• Page:
###
Sheldon Goodman
A Lesson In Simplicity
Owing to a looming deadline for Sheldon’s tour-guiding studies, today’s entry is written by Ian Brentnall. Ian is a Choirmaster and Organist who has over thirty years experience of working with choirs and choral societies. He very kindly offered to write an entry detailing a recent visit he made to France where the legacy of a Christian man is all around where he was finally laid to rest.
Sheldon and I share a common interest: we are both singers. I have recently returned from an enormously enjoyable tour with The Combe Bank Choral Society, based in Sundridge near Sevenoaks in Kent, singing our way around some of the Cathedrals and Churches of Burgundy, not to mention several diversions to the local vineyards and cellars where the Pinot Noir grape is king and time is measured in vintages rather than months and years.

The golden vines of Burgundy
One of our excursions took us to Taizé, originally a tiny remote village in the Saône-et-Loire region of Burgundy, which now plays host to an ecumenical monastic order comprising about 100 monks. Periodically several thousand predominantly young folk descend on the place, take up residence by camping out in the fields surrounding the village and seek heightened religious awareness through a simple routine of prayer, contemplation, worship and organised activities. One such activity appeared to be the reason for our visit, namely to sing Gabriel Fauré’s beautiful Requiem in the vast Chapel of Reconciliation at the heart of the Taizé community in front of as many visitors as may wish to attend.
The name Taizé may be well known to readers who have a church background, as the contemplative style of worship and particularly the collection of chants written for the community by Jacques Berthier, Joseph Gelineau and many others have been used in churches throughout the land.

The community was founded in 1940 by a young Roger Louis Schutz-Marsauche, a protestant monk known simply as Brother Roger. He bought up empty properties in the village of Taizé and, together with a small band of fellow brothers, held his acts of worship and devotion in the tiny village chapel. Eventually the number of visitors simply outgrew the space available and the new Chapel was built on a site adjoining the village.
###
• Box annotation data:
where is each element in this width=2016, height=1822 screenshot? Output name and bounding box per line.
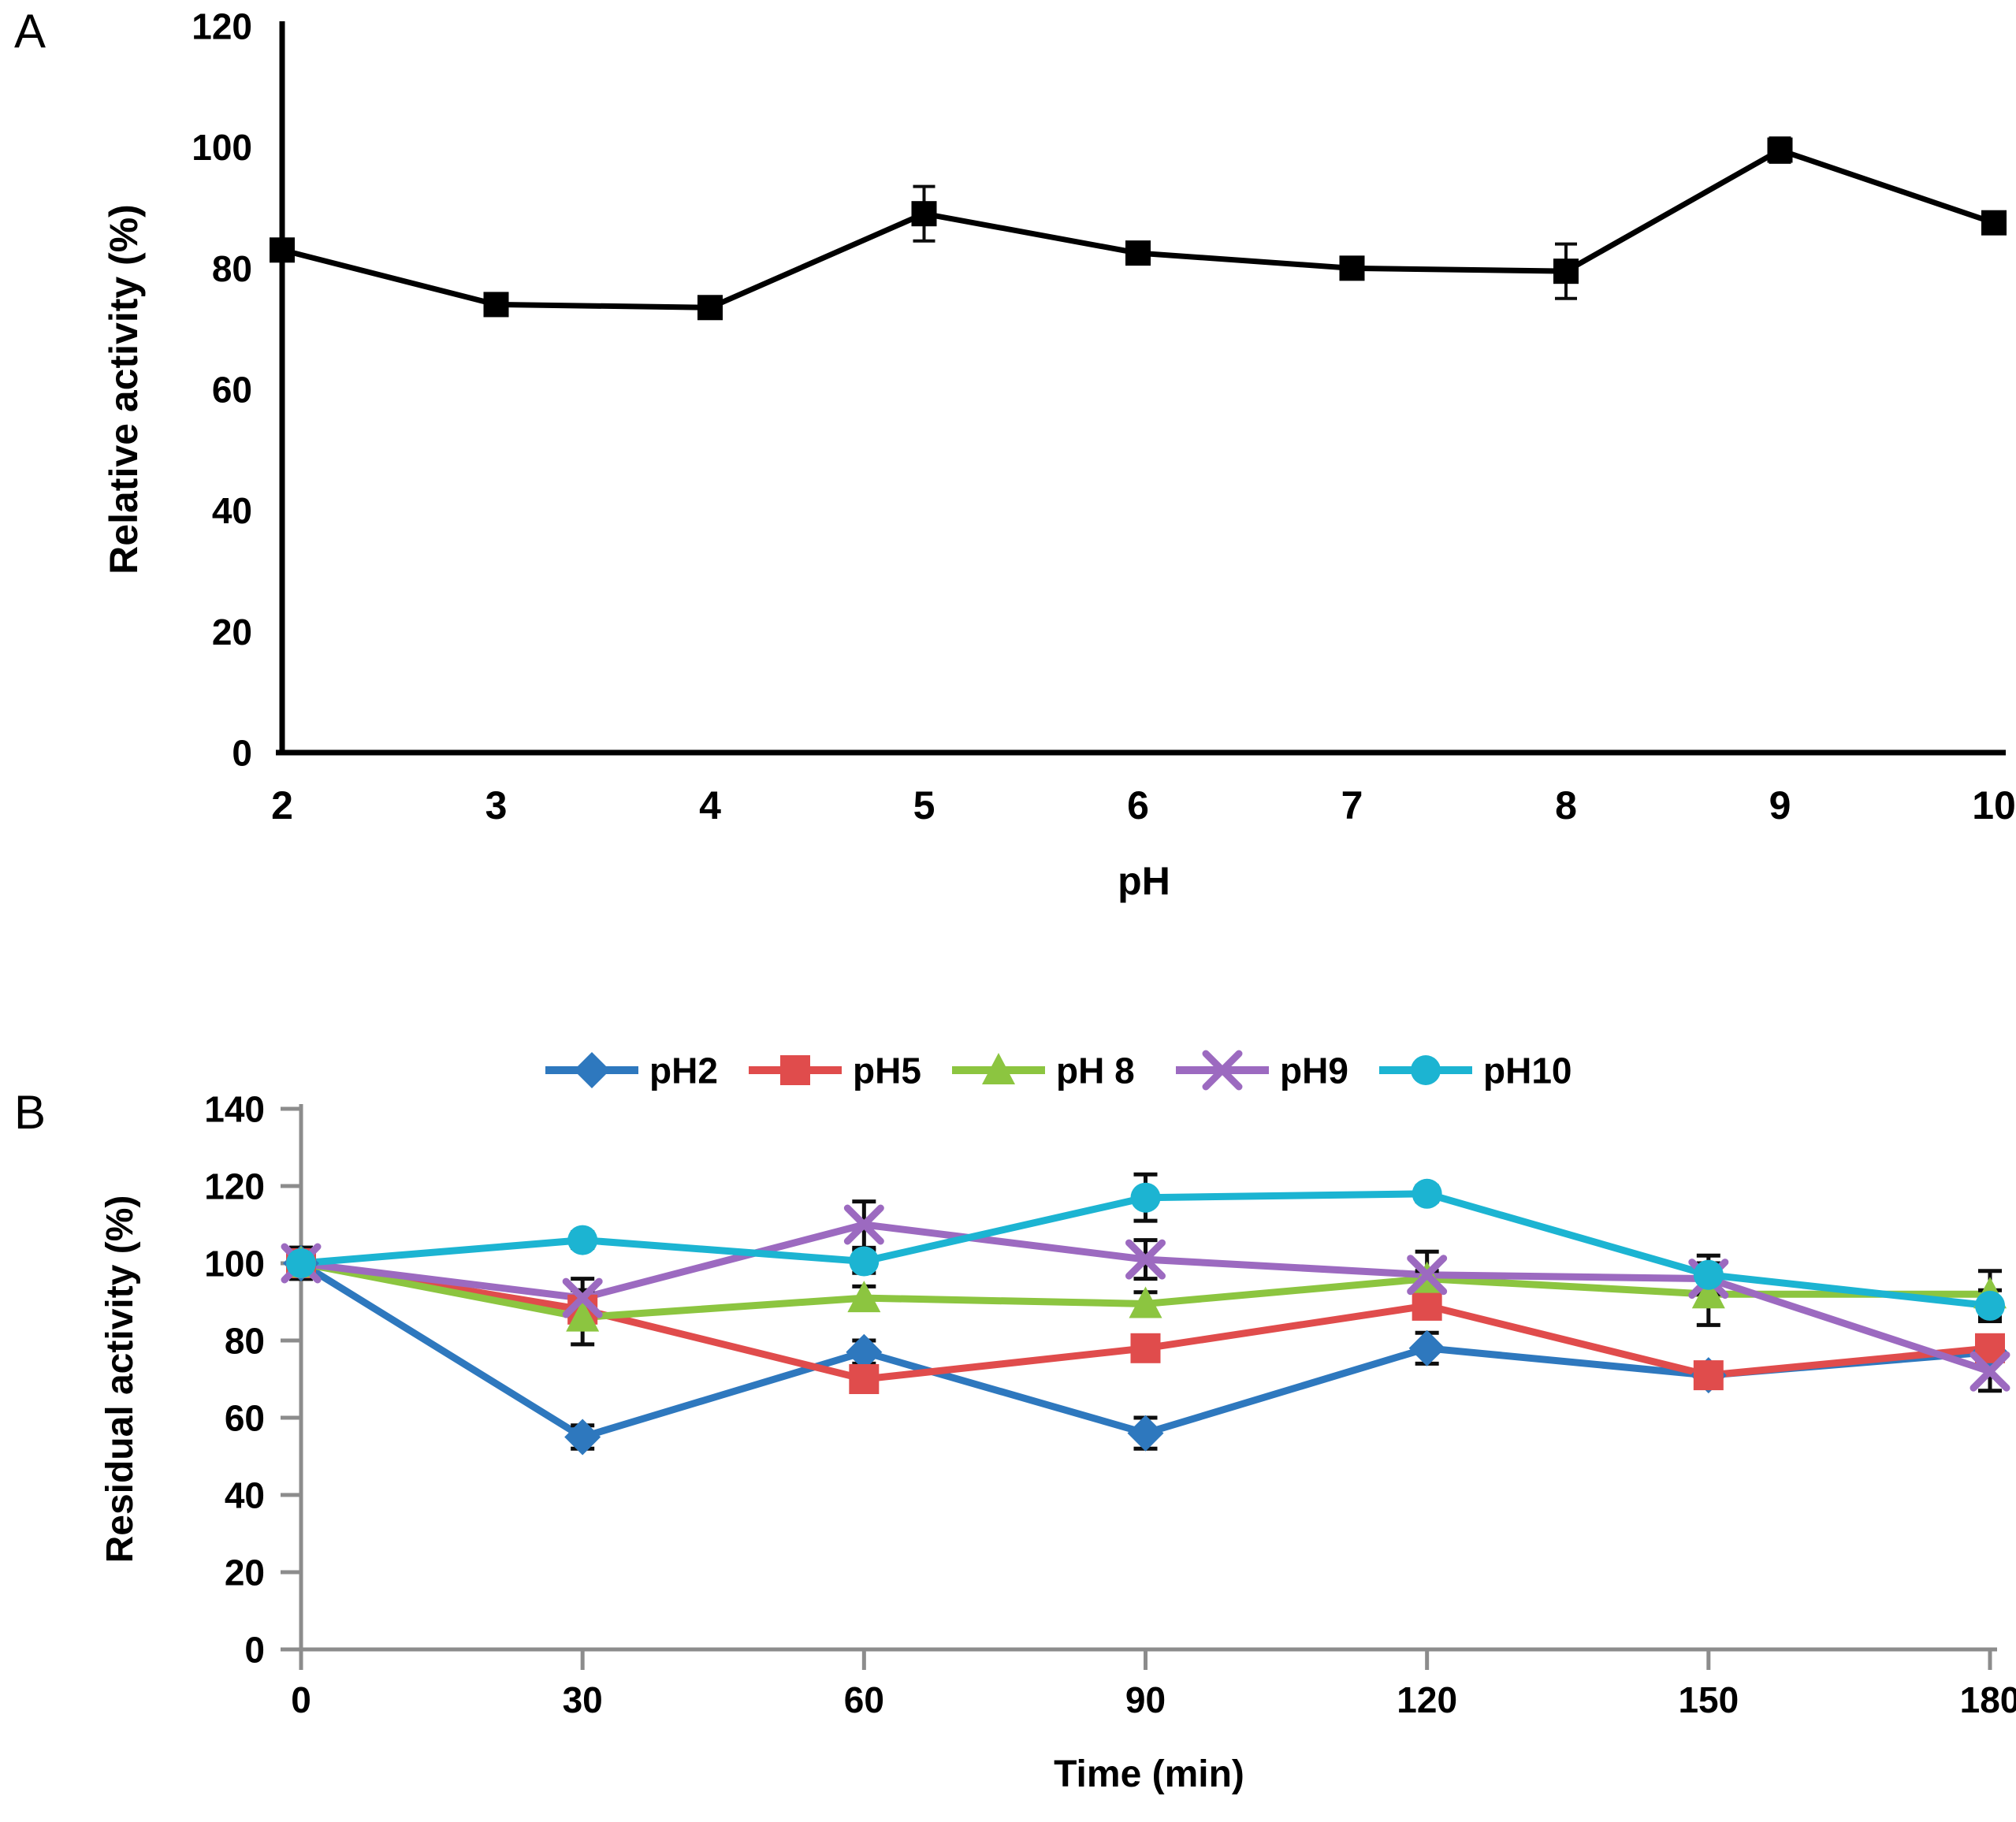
legend-label: pH2 — [649, 1050, 718, 1091]
x-tick-label: 9 — [1769, 783, 1791, 827]
panel-a-label: A — [14, 5, 46, 58]
marker-x — [1407, 1255, 1448, 1296]
x-tick-label: 0 — [291, 1679, 311, 1720]
marker-x — [843, 1204, 884, 1245]
marker-square — [1693, 1360, 1724, 1391]
y-tick-label: 0 — [232, 733, 252, 774]
marker-square — [1553, 258, 1579, 284]
legend: pH2 pH5 pH 8 pH9 pH10 — [545, 1050, 1572, 1091]
y-tick-label: 120 — [204, 1166, 265, 1207]
marker-square — [1339, 255, 1365, 281]
y-axis-title: Residual activity (%) — [99, 1195, 141, 1564]
marker-triangle — [566, 1300, 600, 1332]
x-tick-label: 8 — [1555, 783, 1577, 827]
marker-square — [270, 237, 295, 263]
x-tick-label: 30 — [563, 1679, 603, 1720]
marker-diamond — [1127, 1415, 1164, 1452]
x-tick-label: 180 — [1960, 1679, 2016, 1720]
y-tick-label: 100 — [192, 127, 252, 168]
panel-b-label: B — [14, 1086, 46, 1139]
marker-circle — [567, 1225, 598, 1255]
marker-triangle — [847, 1281, 881, 1313]
x-tick-label: 120 — [1397, 1679, 1457, 1720]
x-tick-label: 60 — [844, 1679, 884, 1720]
marker-circle — [1693, 1259, 1724, 1290]
legend-label: pH10 — [1483, 1050, 1572, 1091]
x-tick-label: 2 — [271, 783, 293, 827]
x-tick-label: 4 — [699, 783, 721, 827]
panel-a-chart: 0 20 40 60 80 100 120 2 3 4 5 6 7 8 9 10 pH Relative acti… — [102, 6, 2016, 903]
marker-circle — [1412, 1178, 1442, 1209]
y-tick-label: 40 — [212, 490, 252, 531]
legend-item-ph8: pH 8 — [952, 1050, 1135, 1091]
y-tick-label: 0 — [244, 1630, 265, 1671]
legend-item-ph10: pH10 — [1379, 1050, 1572, 1091]
marker-square — [1981, 210, 2007, 236]
marker-circle — [286, 1248, 316, 1278]
x-tick-label: 6 — [1127, 783, 1149, 827]
marker-square — [1125, 240, 1151, 266]
x-tick-label: 5 — [913, 783, 935, 827]
panel-b-chart: 0 20 40 60 80 100 120 140 0 30 60 90 120 150 180 Time (… — [99, 1050, 2016, 1795]
marker-triangle — [1129, 1286, 1162, 1318]
x-axis-title: pH — [1118, 859, 1170, 903]
y-tick-label: 40 — [225, 1475, 265, 1516]
y-tick-label: 60 — [212, 370, 252, 411]
marker-circle — [1130, 1182, 1161, 1213]
marker-x — [562, 1277, 603, 1318]
marker-x — [1970, 1351, 2010, 1392]
y-tick-label: 80 — [212, 248, 252, 289]
marker-square — [780, 1055, 810, 1085]
marker-diamond — [564, 1419, 601, 1456]
series-markers-ph9 — [281, 1204, 2010, 1392]
y-tick-label: 20 — [225, 1552, 265, 1593]
legend-label: pH 8 — [1056, 1050, 1135, 1091]
y-axis-title: Relative activity (%) — [102, 204, 146, 574]
x-tick-label: 7 — [1341, 783, 1363, 827]
marker-square — [1412, 1290, 1442, 1321]
marker-square — [1767, 137, 1793, 163]
y-tick-label: 60 — [225, 1398, 265, 1439]
legend-item-ph5: pH5 — [749, 1050, 921, 1091]
y-tick-label: 140 — [204, 1089, 265, 1130]
marker-square — [697, 295, 723, 321]
marker-square — [1130, 1333, 1161, 1363]
marker-x — [1125, 1239, 1166, 1280]
x-axis-title: Time (min) — [1054, 1753, 1244, 1795]
marker-diamond — [846, 1333, 883, 1370]
x-tick-label: 150 — [1678, 1679, 1739, 1720]
series-markers-ph10 — [286, 1178, 2005, 1321]
series-markers-relativeactivity — [270, 137, 2007, 321]
y-tick-label: 20 — [212, 612, 252, 653]
marker-square — [849, 1364, 880, 1394]
x-tick-label: 3 — [485, 783, 508, 827]
legend-item-ph9: pH9 — [1176, 1050, 1348, 1091]
series-line-relativeactivity — [279, 147, 1997, 310]
marker-square — [483, 292, 509, 318]
marker-diamond — [1408, 1329, 1445, 1366]
marker-triangle — [982, 1053, 1015, 1084]
legend-item-ph2: pH2 — [545, 1050, 718, 1091]
y-tick-label: 120 — [192, 6, 252, 47]
marker-x — [1202, 1050, 1243, 1091]
marker-square — [911, 201, 937, 227]
x-tick-label: 90 — [1125, 1679, 1166, 1720]
legend-label: pH5 — [853, 1050, 921, 1091]
legend-label: pH9 — [1280, 1050, 1348, 1091]
marker-diamond — [574, 1052, 610, 1088]
x-tick-label: 10 — [1972, 783, 2016, 827]
y-tick-label: 100 — [204, 1244, 265, 1285]
y-tick-label: 80 — [225, 1321, 265, 1362]
marker-circle — [849, 1246, 880, 1277]
marker-circle — [1411, 1055, 1441, 1085]
marker-triangle — [1691, 1277, 1725, 1309]
error-bars-relativeactivity — [271, 136, 2005, 315]
marker-circle — [1975, 1290, 2005, 1321]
###
• Required work:
#1 Revise the Taizé entry from "Sheldon Goodman" to "months and years.", replacing "Choirmaster" with "Music Director".
#2 Proceed with the entry about the choir's visit to Taizé from where it stops.

• Responses to the exercise:
#1
Sheldon Goodman
A Lesson In Simplicity
Owing to a looming deadline for Sheldon’s tour-guiding studies, today’s entry is written by Ian Brentnall. Ian is a Music Director and Organist who has over thirty years experience of working with choirs and choral societies. He very kindly offered to write an entry detailing a recent visit he made to France where the legacy of a Christian man is all around where he was finally laid to rest.
Sheldon and I share a common interest: we are both singers. I have recently returned from an enormously enjoyable tour with The Combe Bank Choral Society, based in Sundridge near Sevenoaks in Kent, singing our way around some of the Cathedrals and Churches of Burgundy, not to mention several diversions to the local vineyards and cellars where the Pinot Noir grape is king and time is measured in vintages rather than months and years.

#2
On an ordinary day in August 2005, some 2,500 young people gathered for morning prayer in the chapel. A deeply disturbed 36-year-old Romanian woman stepped out from among the worshippers and stabbed the 90-year-old Brother Roger with a knife she had bought earlier that day: he died shortly afterwards. My friends Helen and Paul who organised our tour had in fact visited on the afternoon of the murder, totally unaware of what had occurred in the morning. They told me they were struck by the prayerful silence of all who had gathered in the chapel in a state of shock, mourning the loss of a beloved man and much loved figurehead.

The old church at Taizé: it was a grey old day
We took the opportunity to visit the old chapel, a tiny place nestling among the beautiful old houses of the old village. Its peace and stillness sat in stark contrast to the youthful bustle and noise of the main site. The old church on the other hand felt like a place that was outside of time. It is almost totally dark inside, tiny stained glass windows, simple benches for pews. Just outside the west door in the modest and crowded little cemetery surrounding the church, I found Brother Roger’s grave site.

Beautiful in its simplicity, Brother Roger’s grave
A simple plain wooden cross bore his name and instead of some impressive example of the elaborate architectural monuments so beloved of many, a vibrant little garden of brightly coloured flowers marked where a godly man takes his final rest.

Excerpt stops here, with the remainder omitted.